Return the listing below exactly, with the pictures dropped.

-------- Supplied data

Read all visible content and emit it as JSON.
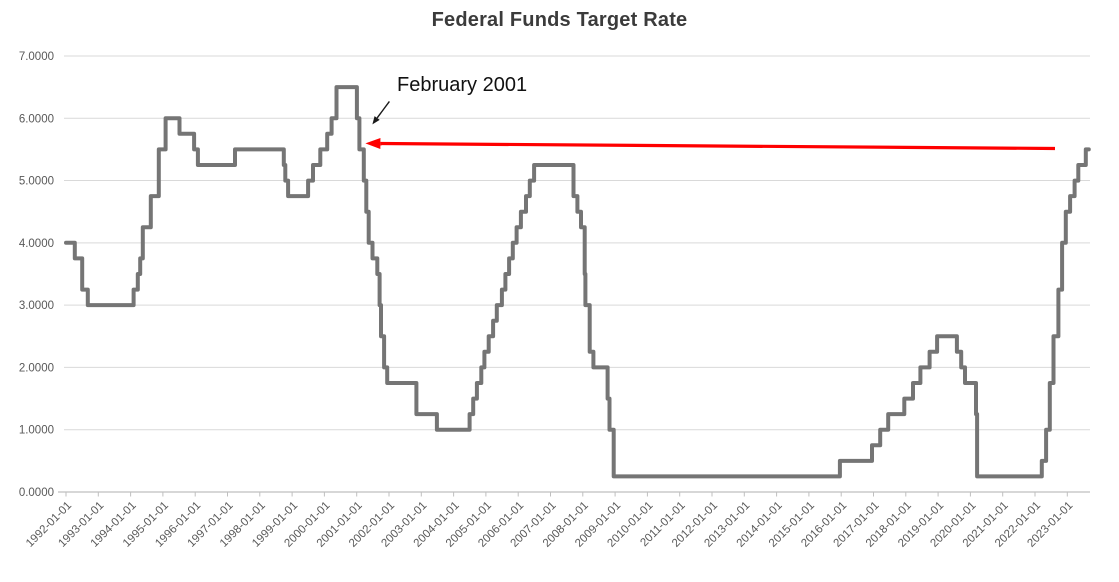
{
  "chart_data": {
    "type": "line",
    "subtype": "step-after",
    "title": "Federal Funds Target Rate",
    "xlabel": "",
    "ylabel": "",
    "ylim": [
      0.0,
      7.0
    ],
    "y_ticks": [
      0,
      1,
      2,
      3,
      4,
      5,
      6,
      7
    ],
    "y_tick_decimals": 4,
    "grid": "horizontal",
    "legend": "none",
    "x_tick_labels": [
      "1992-01-01",
      "1993-01-01",
      "1994-01-01",
      "1995-01-01",
      "1996-01-01",
      "1997-01-01",
      "1998-01-01",
      "1999-01-01",
      "2000-01-01",
      "2001-01-01",
      "2002-01-01",
      "2003-01-01",
      "2004-01-01",
      "2005-01-01",
      "2006-01-01",
      "2007-01-01",
      "2008-01-01",
      "2009-01-01",
      "2010-01-01",
      "2011-01-01",
      "2012-01-01",
      "2013-01-01",
      "2014-01-01",
      "2015-01-01",
      "2016-01-01",
      "2017-01-01",
      "2018-01-01",
      "2019-01-01",
      "2020-01-01",
      "2021-01-01",
      "2022-01-01",
      "2023-01-01"
    ],
    "series": [
      {
        "name": "Federal Funds Target Rate",
        "points": [
          [
            "1992-01-01",
            4.0
          ],
          [
            "1992-04-09",
            3.75
          ],
          [
            "1992-07-02",
            3.25
          ],
          [
            "1992-09-04",
            3.0
          ],
          [
            "1994-02-04",
            3.25
          ],
          [
            "1994-03-22",
            3.5
          ],
          [
            "1994-04-18",
            3.75
          ],
          [
            "1994-05-17",
            4.25
          ],
          [
            "1994-08-16",
            4.75
          ],
          [
            "1994-11-15",
            5.5
          ],
          [
            "1995-02-01",
            6.0
          ],
          [
            "1995-07-06",
            5.75
          ],
          [
            "1995-12-19",
            5.5
          ],
          [
            "1996-01-31",
            5.25
          ],
          [
            "1997-03-25",
            5.5
          ],
          [
            "1998-09-29",
            5.25
          ],
          [
            "1998-10-15",
            5.0
          ],
          [
            "1998-11-17",
            4.75
          ],
          [
            "1999-06-30",
            5.0
          ],
          [
            "1999-08-24",
            5.25
          ],
          [
            "1999-11-16",
            5.5
          ],
          [
            "2000-02-02",
            5.75
          ],
          [
            "2000-03-21",
            6.0
          ],
          [
            "2000-05-16",
            6.5
          ],
          [
            "2001-01-03",
            6.0
          ],
          [
            "2001-01-31",
            5.5
          ],
          [
            "2001-03-20",
            5.0
          ],
          [
            "2001-04-18",
            4.5
          ],
          [
            "2001-05-15",
            4.0
          ],
          [
            "2001-06-27",
            3.75
          ],
          [
            "2001-08-21",
            3.5
          ],
          [
            "2001-09-17",
            3.0
          ],
          [
            "2001-10-02",
            2.5
          ],
          [
            "2001-11-06",
            2.0
          ],
          [
            "2001-12-11",
            1.75
          ],
          [
            "2002-11-06",
            1.25
          ],
          [
            "2003-06-25",
            1.0
          ],
          [
            "2004-06-30",
            1.25
          ],
          [
            "2004-08-10",
            1.5
          ],
          [
            "2004-09-21",
            1.75
          ],
          [
            "2004-11-10",
            2.0
          ],
          [
            "2004-12-14",
            2.25
          ],
          [
            "2005-02-02",
            2.5
          ],
          [
            "2005-03-22",
            2.75
          ],
          [
            "2005-05-03",
            3.0
          ],
          [
            "2005-06-30",
            3.25
          ],
          [
            "2005-08-09",
            3.5
          ],
          [
            "2005-09-20",
            3.75
          ],
          [
            "2005-11-01",
            4.0
          ],
          [
            "2005-12-13",
            4.25
          ],
          [
            "2006-01-31",
            4.5
          ],
          [
            "2006-03-28",
            4.75
          ],
          [
            "2006-05-10",
            5.0
          ],
          [
            "2006-06-29",
            5.25
          ],
          [
            "2007-09-18",
            4.75
          ],
          [
            "2007-10-31",
            4.5
          ],
          [
            "2007-12-11",
            4.25
          ],
          [
            "2008-01-22",
            3.5
          ],
          [
            "2008-01-30",
            3.0
          ],
          [
            "2008-03-18",
            2.25
          ],
          [
            "2008-04-30",
            2.0
          ],
          [
            "2008-10-08",
            1.5
          ],
          [
            "2008-10-29",
            1.0
          ],
          [
            "2008-12-16",
            0.25
          ],
          [
            "2015-12-17",
            0.5
          ],
          [
            "2016-12-15",
            0.75
          ],
          [
            "2017-03-16",
            1.0
          ],
          [
            "2017-06-15",
            1.25
          ],
          [
            "2017-12-14",
            1.5
          ],
          [
            "2018-03-22",
            1.75
          ],
          [
            "2018-06-14",
            2.0
          ],
          [
            "2018-09-27",
            2.25
          ],
          [
            "2018-12-20",
            2.5
          ],
          [
            "2019-08-01",
            2.25
          ],
          [
            "2019-09-19",
            2.0
          ],
          [
            "2019-10-31",
            1.75
          ],
          [
            "2020-03-03",
            1.25
          ],
          [
            "2020-03-16",
            0.25
          ],
          [
            "2022-03-17",
            0.5
          ],
          [
            "2022-05-05",
            1.0
          ],
          [
            "2022-06-16",
            1.75
          ],
          [
            "2022-07-28",
            2.5
          ],
          [
            "2022-09-22",
            3.25
          ],
          [
            "2022-11-03",
            4.0
          ],
          [
            "2022-12-15",
            4.5
          ],
          [
            "2023-02-02",
            4.75
          ],
          [
            "2023-03-23",
            5.0
          ],
          [
            "2023-05-04",
            5.25
          ],
          [
            "2023-07-27",
            5.5
          ],
          [
            "2023-09-01",
            5.5
          ]
        ]
      }
    ],
    "annotation": {
      "label": "February 2001",
      "points_to_date": "2001-02-01",
      "points_to_value": 5.5
    },
    "colors": {
      "line": "#757575",
      "gridline": "#d9d9d9",
      "axis": "#bfbfbf",
      "tick_label": "#595959",
      "title": "#3b3b3b",
      "annotation_arrow": "#ff0000",
      "annotation_pointer": "#1a1a1a",
      "annotation_text": "#111111",
      "background": "#ffffff"
    }
  }
}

----------------

» **Answer to this problem**:
Read all visible content and emit it as JSON.
{
  "chart_data": {
    "type": "line",
    "subtype": "step-after",
    "title": "Federal Funds Target Rate",
    "xlabel": "",
    "ylabel": "",
    "ylim": [
      0.0,
      7.0
    ],
    "y_ticks": [
      0,
      1,
      2,
      3,
      4,
      5,
      6,
      7
    ],
    "y_tick_decimals": 4,
    "grid": "horizontal",
    "legend": "none",
    "x_tick_labels": [
      "1992-01-01",
      "1993-01-01",
      "1994-01-01",
      "1995-01-01",
      "1996-01-01",
      "1997-01-01",
      "1998-01-01",
      "1999-01-01",
      "2000-01-01",
      "2001-01-01",
      "2002-01-01",
      "2003-01-01",
      "2004-01-01",
      "2005-01-01",
      "2006-01-01",
      "2007-01-01",
      "2008-01-01",
      "2009-01-01",
      "2010-01-01",
      "2011-01-01",
      "2012-01-01",
      "2013-01-01",
      "2014-01-01",
      "2015-01-01",
      "2016-01-01",
      "2017-01-01",
      "2018-01-01",
      "2019-01-01",
      "2020-01-01",
      "2021-01-01",
      "2022-01-01",
      "2023-01-01"
    ],
    "series": [
      {
        "name": "Federal Funds Target Rate",
        "points": [
          [
            "1992-01-01",
            4.0
          ],
          [
            "1992-04-09",
            3.75
          ],
          [
            "1992-07-02",
            3.25
          ],
          [
            "1992-09-04",
            3.0
          ],
          [
            "1994-02-04",
            3.25
          ],
          [
            "1994-03-22",
            3.5
          ],
          [
            "1994-04-18",
            3.75
          ],
          [
            "1994-05-17",
            4.25
          ],
          [
            "1994-08-16",
            4.75
          ],
          [
            "1994-11-15",
            5.5
          ],
          [
            "1995-02-01",
            6.0
          ],
          [
            "1995-07-06",
            5.75
          ],
          [
            "1995-12-19",
            5.5
          ],
          [
            "1996-01-31",
            5.25
          ],
          [
            "1997-03-25",
            5.5
          ],
          [
            "1998-09-29",
            5.25
          ],
          [
            "1998-10-15",
            5.0
          ],
          [
            "1998-11-17",
            4.75
          ],
          [
            "1999-06-30",
            5.0
          ],
          [
            "1999-08-24",
            5.25
          ],
          [
            "1999-11-16",
            5.5
          ],
          [
            "2000-02-02",
            5.75
          ],
          [
            "2000-03-21",
            6.0
          ],
          [
            "2000-05-16",
            6.5
          ],
          [
            "2001-01-03",
            6.0
          ],
          [
            "2001-01-31",
            5.5
          ],
          [
            "2001-03-20",
            5.0
          ],
          [
            "2001-04-18",
            4.5
          ],
          [
            "2001-05-15",
            4.0
          ],
          [
            "2001-06-27",
            3.75
          ],
          [
            "2001-08-21",
            3.5
          ],
          [
            "2001-09-17",
            3.0
          ],
          [
            "2001-10-02",
            2.5
          ],
          [
            "2001-11-06",
            2.0
          ],
          [
            "2001-12-11",
            1.75
          ],
          [
            "2002-11-06",
            1.25
          ],
          [
            "2003-06-25",
            1.0
          ],
          [
            "2004-06-30",
            1.25
          ],
          [
            "2004-08-10",
            1.5
          ],
          [
            "2004-09-21",
            1.75
          ],
          [
            "2004-11-10",
            2.0
          ],
          [
            "2004-12-14",
            2.25
          ],
          [
            "2005-02-02",
            2.5
          ],
          [
            "2005-03-22",
            2.75
          ],
          [
            "2005-05-03",
            3.0
          ],
          [
            "2005-06-30",
            3.25
          ],
          [
            "2005-08-09",
            3.5
          ],
          [
            "2005-09-20",
            3.75
          ],
          [
            "2005-11-01",
            4.0
          ],
          [
            "2005-12-13",
            4.25
          ],
          [
            "2006-01-31",
            4.5
          ],
          [
            "2006-03-28",
            4.75
          ],
          [
            "2006-05-10",
            5.0
          ],
          [
            "2006-06-29",
            5.25
          ],
          [
            "2007-09-18",
            4.75
          ],
          [
            "2007-10-31",
            4.5
          ],
          [
            "2007-12-11",
            4.25
          ],
          [
            "2008-01-22",
            3.5
          ],
          [
            "2008-01-30",
            3.0
          ],
          [
            "2008-03-18",
            2.25
          ],
          [
            "2008-04-30",
            2.0
          ],
          [
            "2008-10-08",
            1.5
          ],
          [
            "2008-10-29",
            1.0
          ],
          [
            "2008-12-16",
            0.25
          ],
          [
            "2015-12-17",
            0.5
          ],
          [
            "2016-12-15",
            0.75
          ],
          [
            "2017-03-16",
            1.0
          ],
          [
            "2017-06-15",
            1.25
          ],
          [
            "2017-12-14",
            1.5
          ],
          [
            "2018-03-22",
            1.75
          ],
          [
            "2018-06-14",
            2.0
          ],
          [
            "2018-09-27",
            2.25
          ],
          [
            "2018-12-20",
            2.5
          ],
          [
            "2019-08-01",
            2.25
          ],
          [
            "2019-09-19",
            2.0
          ],
          [
            "2019-10-31",
            1.75
          ],
          [
            "2020-03-03",
            1.25
          ],
          [
            "2020-03-16",
            0.25
          ],
          [
            "2022-03-17",
            0.5
          ],
          [
            "2022-05-05",
            1.0
          ],
          [
            "2022-06-16",
            1.75
          ],
          [
            "2022-07-28",
            2.5
          ],
          [
            "2022-09-22",
            3.25
          ],
          [
            "2022-11-03",
            4.0
          ],
          [
            "2022-12-15",
            4.5
          ],
          [
            "2023-02-02",
            4.75
          ],
          [
            "2023-03-23",
            5.0
          ],
          [
            "2023-05-04",
            5.25
          ],
          [
            "2023-07-27",
            5.5
          ],
          [
            "2023-09-01",
            5.5
          ]
        ]
      }
    ],
    "annotation": {
      "label": "February 2001",
      "points_to_date": "2001-02-01",
      "points_to_value": 5.5
    },
    "colors": {
      "line": "#757575",
      "gridline": "#d9d9d9",
      "axis": "#bfbfbf",
      "tick_label": "#595959",
      "title": "#3b3b3b",
      "annotation_arrow": "#ff0000",
      "annotation_pointer": "#1a1a1a",
      "annotation_text": "#111111",
      "background": "#ffffff"
    }
  }
}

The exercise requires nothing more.